- _Data records_:
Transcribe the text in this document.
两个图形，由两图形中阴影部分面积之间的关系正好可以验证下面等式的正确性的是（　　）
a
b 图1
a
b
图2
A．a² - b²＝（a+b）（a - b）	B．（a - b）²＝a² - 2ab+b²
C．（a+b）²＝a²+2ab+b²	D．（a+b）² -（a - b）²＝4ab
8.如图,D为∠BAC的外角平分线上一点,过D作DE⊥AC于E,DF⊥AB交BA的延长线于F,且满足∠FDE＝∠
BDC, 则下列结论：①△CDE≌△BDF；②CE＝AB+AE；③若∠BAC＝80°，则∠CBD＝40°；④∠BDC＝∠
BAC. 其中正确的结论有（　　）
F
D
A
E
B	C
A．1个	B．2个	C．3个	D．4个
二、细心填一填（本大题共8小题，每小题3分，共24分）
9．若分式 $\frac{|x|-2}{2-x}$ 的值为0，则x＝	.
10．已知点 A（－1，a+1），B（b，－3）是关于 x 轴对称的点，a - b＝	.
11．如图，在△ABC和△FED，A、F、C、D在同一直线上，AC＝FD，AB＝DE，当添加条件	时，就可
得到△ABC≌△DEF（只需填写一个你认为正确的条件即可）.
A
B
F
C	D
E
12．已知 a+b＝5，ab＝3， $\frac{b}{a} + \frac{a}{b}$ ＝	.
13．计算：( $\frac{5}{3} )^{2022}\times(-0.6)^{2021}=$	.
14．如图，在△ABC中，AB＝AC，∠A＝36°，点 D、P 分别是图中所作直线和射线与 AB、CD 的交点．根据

- _Directions_: Filter lines by "frac" and return each hit.

- _Written answer_:
9．若分式 $\frac{|x|-2}{2-x}$ 的值为0，则x＝	.
12．已知 a+b＝5，ab＝3， $\frac{b}{a} + \frac{a}{b}$ ＝	.
13．计算：( $\frac{5}{3} )^{2022}\times(-0.6)^{2021}=$	.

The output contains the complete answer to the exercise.